[READING PASSAGE — start]

Milestone: Early ultramobile PC
Legacy: The Samsung Q1 featured a 7-inch display, a 900MHz processor, and 500MB of RAM, and it ran a modified version of Windows XP. The UMPC form factor’s popularity was short lived due to the device’s high price (the Q1 cost $1100) and the introduction of more successful touch-based smartphones and tablets in the following years. Nevertheless, the ability to pack a fair amount of computing power into such a small device was notable for the time. UMPCs are still being manufactured by companies such as OQO and General Dynamics.
Photo: Martyn Williams
2007: Eee PC 4G Netbook

Milestone: First netbook, early laptop with solid-state drive
Legacy: Netbooks may soon become irrelevant due to the dominance of tablet devices such as the iPad, but these minilaptops were an important development in portable computing. They offered an inexpensive way to get your hands on a relatively usable laptop. Around the same time as the Eee PC hit the market, the One Laptop Per Child campaign began offering cheap, durable laptops to children in developing nations. In the developed world, netbooks were soon followed by ultraportable laptops such as the MacBook Air and Dell Adamo. The Eee PC is also notable for using solid-state memory instead of a spinning hard drive. These days, many portable devices rely on SSDs instead of hard drives, including smartphones and Apple’s new MacBook Air.

[READING PASSAGE — finish]

§ **THE TASK**
Extend the piece on milestones in portable computing, picking up after its final sentence.

[DATASET — start]

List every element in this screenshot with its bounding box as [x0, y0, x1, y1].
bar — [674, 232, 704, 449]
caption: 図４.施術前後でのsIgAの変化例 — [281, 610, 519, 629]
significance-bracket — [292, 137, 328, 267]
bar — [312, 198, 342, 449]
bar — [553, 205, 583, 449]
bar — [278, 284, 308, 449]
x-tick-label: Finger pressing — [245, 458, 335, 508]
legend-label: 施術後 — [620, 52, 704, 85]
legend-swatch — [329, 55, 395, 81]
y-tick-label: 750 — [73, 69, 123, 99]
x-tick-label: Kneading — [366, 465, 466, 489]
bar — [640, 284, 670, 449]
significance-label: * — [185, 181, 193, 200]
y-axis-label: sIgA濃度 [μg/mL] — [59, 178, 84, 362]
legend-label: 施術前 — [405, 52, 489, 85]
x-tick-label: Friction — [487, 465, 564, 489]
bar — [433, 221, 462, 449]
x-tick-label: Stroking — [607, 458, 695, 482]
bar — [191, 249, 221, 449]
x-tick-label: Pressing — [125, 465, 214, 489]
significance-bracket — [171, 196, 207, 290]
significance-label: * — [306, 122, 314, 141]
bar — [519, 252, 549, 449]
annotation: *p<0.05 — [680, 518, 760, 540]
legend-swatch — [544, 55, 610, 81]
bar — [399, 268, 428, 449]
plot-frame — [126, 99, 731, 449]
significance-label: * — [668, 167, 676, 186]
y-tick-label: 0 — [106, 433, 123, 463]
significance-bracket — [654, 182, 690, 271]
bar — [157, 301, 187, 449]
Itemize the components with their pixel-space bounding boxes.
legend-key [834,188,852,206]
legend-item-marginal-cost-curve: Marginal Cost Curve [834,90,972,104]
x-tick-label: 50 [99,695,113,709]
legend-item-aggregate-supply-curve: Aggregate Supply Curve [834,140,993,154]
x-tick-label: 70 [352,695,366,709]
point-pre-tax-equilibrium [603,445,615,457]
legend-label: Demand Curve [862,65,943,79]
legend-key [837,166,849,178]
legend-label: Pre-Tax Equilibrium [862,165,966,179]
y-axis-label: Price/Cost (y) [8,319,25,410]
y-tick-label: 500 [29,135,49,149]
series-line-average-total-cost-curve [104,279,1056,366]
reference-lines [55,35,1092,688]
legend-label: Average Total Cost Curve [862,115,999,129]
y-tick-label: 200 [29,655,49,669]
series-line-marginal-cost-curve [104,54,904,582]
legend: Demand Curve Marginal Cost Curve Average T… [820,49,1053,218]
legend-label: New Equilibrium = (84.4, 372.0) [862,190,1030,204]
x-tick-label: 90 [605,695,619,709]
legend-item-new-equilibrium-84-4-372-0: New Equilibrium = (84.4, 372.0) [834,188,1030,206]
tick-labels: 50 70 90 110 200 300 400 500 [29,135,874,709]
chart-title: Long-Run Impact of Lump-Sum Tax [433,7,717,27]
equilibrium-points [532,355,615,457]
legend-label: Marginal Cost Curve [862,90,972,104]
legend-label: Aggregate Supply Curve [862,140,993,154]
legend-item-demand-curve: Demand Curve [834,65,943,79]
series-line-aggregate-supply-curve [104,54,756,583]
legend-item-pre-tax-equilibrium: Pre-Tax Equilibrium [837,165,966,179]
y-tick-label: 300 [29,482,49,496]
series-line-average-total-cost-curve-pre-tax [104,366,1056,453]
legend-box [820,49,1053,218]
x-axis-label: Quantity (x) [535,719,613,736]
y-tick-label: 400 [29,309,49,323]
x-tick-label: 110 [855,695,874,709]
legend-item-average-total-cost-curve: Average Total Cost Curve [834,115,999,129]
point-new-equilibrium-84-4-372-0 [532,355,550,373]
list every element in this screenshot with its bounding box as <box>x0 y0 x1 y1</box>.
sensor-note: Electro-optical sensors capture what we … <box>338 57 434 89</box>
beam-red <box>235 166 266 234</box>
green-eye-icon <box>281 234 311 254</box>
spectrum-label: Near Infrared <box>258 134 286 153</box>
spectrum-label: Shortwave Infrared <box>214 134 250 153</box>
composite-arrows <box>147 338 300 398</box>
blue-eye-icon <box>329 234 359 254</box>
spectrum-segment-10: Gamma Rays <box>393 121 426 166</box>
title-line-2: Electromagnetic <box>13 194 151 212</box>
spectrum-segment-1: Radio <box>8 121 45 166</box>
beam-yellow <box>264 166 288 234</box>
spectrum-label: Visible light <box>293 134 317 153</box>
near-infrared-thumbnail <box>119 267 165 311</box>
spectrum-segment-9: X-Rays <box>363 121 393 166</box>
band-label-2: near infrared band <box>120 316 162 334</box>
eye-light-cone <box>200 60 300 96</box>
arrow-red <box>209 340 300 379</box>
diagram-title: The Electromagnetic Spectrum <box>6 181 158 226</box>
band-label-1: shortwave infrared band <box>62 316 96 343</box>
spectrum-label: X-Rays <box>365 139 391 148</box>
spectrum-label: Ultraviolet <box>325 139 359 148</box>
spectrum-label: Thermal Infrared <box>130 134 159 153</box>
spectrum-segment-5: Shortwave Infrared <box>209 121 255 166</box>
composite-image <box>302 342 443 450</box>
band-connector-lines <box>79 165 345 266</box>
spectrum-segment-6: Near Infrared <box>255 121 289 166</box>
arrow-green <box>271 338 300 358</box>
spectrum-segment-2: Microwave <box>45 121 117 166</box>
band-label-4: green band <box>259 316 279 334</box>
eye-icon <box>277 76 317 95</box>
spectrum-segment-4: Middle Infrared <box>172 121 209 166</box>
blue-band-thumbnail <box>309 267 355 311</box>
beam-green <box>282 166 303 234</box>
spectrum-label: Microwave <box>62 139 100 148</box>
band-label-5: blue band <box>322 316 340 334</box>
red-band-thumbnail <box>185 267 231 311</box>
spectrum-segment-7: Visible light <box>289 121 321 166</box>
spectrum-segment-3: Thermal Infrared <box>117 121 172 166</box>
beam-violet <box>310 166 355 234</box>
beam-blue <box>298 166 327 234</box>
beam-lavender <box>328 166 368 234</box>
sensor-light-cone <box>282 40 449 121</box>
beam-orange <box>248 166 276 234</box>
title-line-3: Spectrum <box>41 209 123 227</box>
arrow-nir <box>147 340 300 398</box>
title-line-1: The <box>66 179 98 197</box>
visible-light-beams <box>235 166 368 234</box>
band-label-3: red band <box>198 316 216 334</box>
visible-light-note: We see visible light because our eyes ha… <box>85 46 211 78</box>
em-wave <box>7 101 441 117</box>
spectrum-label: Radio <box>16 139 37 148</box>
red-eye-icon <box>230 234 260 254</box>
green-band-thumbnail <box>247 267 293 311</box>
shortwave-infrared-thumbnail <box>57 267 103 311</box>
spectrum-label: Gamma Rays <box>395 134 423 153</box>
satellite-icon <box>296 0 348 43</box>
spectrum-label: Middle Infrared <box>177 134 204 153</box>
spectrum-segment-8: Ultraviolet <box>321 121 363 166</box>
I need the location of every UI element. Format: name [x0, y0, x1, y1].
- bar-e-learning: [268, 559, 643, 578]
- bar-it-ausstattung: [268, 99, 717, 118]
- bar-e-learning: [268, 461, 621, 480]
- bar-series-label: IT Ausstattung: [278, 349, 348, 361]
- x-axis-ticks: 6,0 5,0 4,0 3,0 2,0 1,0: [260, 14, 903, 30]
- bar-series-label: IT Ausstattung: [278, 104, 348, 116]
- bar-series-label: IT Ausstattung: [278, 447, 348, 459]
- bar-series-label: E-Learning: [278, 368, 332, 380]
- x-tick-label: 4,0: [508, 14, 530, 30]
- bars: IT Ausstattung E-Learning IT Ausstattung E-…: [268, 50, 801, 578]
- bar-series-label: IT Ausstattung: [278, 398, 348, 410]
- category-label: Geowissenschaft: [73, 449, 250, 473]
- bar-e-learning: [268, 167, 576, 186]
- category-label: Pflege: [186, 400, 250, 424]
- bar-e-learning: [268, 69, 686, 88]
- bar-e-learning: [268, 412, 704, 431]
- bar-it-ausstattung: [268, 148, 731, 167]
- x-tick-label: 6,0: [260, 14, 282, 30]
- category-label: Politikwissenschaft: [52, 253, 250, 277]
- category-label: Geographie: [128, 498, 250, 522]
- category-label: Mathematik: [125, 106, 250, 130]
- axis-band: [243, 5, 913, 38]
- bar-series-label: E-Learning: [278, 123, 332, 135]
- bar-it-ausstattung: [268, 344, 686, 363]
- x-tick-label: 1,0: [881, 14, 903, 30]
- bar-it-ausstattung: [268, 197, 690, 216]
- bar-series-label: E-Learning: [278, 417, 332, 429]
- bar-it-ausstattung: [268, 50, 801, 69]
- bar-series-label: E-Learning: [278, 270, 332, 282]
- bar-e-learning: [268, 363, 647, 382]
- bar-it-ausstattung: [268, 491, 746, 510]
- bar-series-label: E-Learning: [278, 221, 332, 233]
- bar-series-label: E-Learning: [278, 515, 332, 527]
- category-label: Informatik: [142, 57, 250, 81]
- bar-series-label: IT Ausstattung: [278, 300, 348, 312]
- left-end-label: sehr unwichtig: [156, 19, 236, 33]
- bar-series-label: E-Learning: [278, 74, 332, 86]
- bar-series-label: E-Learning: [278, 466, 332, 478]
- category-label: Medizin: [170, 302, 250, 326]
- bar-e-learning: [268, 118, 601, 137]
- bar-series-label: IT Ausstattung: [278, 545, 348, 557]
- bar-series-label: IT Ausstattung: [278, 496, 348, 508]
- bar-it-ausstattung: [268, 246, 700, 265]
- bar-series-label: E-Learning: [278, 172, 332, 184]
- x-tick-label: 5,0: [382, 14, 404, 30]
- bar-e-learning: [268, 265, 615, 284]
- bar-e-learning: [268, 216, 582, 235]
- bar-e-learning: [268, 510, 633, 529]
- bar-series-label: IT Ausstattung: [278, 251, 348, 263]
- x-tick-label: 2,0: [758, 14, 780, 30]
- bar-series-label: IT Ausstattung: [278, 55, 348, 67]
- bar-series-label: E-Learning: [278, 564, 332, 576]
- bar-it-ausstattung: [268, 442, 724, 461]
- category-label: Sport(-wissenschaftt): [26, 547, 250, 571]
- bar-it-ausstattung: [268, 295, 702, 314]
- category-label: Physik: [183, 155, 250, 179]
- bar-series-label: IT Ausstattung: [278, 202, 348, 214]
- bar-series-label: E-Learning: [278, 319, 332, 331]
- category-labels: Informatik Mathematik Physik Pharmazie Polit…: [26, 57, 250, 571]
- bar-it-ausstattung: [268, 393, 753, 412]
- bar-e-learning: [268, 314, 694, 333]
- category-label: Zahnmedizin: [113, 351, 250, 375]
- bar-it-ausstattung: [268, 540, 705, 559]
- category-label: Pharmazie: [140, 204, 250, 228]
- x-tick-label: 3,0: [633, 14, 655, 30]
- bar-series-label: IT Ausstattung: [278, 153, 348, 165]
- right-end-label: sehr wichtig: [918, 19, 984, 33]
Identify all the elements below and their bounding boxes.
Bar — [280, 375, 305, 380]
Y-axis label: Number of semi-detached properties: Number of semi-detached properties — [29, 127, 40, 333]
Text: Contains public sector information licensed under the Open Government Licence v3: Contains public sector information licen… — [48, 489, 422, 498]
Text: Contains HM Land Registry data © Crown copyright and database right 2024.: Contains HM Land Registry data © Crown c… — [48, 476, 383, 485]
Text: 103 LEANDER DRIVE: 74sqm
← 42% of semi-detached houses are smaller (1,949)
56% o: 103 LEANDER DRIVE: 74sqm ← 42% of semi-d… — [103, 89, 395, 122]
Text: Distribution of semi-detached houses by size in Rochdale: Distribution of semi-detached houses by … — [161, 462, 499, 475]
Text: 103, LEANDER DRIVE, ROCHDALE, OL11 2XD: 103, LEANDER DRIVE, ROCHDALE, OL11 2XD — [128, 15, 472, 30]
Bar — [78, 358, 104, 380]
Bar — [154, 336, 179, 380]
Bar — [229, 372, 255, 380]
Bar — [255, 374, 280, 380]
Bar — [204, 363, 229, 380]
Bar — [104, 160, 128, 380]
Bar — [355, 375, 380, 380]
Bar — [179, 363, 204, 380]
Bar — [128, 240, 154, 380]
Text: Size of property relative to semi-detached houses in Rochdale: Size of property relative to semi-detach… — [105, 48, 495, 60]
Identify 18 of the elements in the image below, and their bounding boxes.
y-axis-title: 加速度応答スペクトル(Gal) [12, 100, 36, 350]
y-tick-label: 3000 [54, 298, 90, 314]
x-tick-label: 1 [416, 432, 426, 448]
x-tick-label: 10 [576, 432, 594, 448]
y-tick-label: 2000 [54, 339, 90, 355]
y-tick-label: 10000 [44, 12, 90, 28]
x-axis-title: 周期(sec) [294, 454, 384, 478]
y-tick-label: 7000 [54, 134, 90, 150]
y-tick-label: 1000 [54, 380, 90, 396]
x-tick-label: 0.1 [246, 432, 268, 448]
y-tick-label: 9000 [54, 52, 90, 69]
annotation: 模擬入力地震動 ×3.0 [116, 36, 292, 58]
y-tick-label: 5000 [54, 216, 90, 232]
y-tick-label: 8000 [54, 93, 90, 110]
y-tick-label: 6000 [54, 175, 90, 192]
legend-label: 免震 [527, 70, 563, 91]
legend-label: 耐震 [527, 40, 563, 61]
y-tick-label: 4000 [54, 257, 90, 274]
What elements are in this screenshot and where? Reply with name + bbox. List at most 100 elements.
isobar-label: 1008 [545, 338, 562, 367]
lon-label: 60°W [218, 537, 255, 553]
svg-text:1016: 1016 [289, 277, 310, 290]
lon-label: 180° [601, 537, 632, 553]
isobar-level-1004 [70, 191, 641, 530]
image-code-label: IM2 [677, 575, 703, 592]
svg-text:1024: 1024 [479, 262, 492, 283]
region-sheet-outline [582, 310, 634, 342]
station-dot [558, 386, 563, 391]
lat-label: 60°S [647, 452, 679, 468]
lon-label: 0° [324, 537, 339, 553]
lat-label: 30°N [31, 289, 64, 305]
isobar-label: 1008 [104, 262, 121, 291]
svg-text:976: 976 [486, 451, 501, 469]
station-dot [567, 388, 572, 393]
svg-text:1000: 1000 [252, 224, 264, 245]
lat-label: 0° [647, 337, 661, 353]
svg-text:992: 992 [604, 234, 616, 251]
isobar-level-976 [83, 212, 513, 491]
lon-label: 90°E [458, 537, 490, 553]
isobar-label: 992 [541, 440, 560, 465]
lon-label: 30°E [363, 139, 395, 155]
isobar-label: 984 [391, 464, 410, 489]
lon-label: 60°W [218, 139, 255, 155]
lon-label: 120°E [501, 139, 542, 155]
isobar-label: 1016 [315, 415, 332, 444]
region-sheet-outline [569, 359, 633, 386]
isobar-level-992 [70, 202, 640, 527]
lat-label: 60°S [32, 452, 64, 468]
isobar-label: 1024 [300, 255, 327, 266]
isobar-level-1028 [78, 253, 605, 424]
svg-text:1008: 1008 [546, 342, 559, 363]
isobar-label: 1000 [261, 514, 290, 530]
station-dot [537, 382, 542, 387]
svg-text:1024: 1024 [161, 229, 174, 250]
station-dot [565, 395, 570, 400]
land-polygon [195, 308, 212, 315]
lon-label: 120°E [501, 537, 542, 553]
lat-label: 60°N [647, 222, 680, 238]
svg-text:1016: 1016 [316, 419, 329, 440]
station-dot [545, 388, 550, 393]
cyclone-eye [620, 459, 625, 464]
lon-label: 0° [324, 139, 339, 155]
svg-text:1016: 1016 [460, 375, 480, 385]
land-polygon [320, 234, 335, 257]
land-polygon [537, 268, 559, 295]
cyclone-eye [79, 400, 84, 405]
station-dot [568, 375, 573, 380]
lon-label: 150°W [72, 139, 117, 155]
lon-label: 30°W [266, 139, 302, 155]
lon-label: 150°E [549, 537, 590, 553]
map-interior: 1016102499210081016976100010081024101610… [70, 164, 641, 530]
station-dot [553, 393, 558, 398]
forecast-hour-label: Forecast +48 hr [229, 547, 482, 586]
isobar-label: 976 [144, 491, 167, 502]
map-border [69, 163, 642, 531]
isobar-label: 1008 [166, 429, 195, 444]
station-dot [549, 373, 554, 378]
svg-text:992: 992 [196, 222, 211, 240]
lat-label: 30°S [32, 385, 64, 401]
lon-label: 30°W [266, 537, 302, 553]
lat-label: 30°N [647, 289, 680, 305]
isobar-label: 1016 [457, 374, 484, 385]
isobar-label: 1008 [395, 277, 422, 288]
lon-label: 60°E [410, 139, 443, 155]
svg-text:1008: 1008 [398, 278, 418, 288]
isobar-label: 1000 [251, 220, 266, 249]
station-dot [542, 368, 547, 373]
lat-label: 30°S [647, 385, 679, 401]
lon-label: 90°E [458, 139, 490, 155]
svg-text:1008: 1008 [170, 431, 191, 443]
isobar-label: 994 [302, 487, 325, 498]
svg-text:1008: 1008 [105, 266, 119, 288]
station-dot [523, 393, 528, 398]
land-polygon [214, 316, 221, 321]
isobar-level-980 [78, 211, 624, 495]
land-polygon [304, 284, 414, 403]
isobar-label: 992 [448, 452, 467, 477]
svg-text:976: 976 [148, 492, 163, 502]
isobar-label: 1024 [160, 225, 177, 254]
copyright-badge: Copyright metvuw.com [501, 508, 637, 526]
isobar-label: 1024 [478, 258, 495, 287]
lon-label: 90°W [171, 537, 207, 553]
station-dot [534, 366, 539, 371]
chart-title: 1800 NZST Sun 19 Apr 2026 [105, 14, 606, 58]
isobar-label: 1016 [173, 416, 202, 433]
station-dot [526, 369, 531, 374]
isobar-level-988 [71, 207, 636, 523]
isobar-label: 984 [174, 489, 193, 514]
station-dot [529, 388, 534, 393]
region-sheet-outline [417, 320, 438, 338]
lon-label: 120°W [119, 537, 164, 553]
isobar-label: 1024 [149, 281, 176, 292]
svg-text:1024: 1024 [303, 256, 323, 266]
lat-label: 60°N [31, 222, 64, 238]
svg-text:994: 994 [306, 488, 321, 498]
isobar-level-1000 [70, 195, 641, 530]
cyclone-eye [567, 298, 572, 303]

[DATASET — finish]

§ **ANSWER TO THIS TASK**
2007: Apple iPhone Smartphone

Milestone: Intuitive touch-based interface that turned the smartphone into a minicomputer
Legacy: Apple’s first iPhone, with its intuitive interface and powerful computing ability, changed the way we think about smartphones. The handset’s seamless integration with iTunes also made it an ideal device for listening to music or watching videos on the go. Before the iPhone, smartphones were typically difficult to navigate, had small displays combined with larger physical keyboards, and were often frustrating to use.
2008: Apple iTunes App Store

Milestone: Sparked the third-party application craze
Legacy: The App Store may not be a device, but it’s hard to imagine what modern smartphones and tablets would be like without the introduction of Apple’s third-party app scheme. Users have loved the variety of apps available for the iPhone (and later the iPad), including games, utilities, productivity applications, e-books, and communication tools. Numerous competitors–including Google, Microsoft, Nokia, Palm, and RIM–have tried to replicate Apple’s App Store success.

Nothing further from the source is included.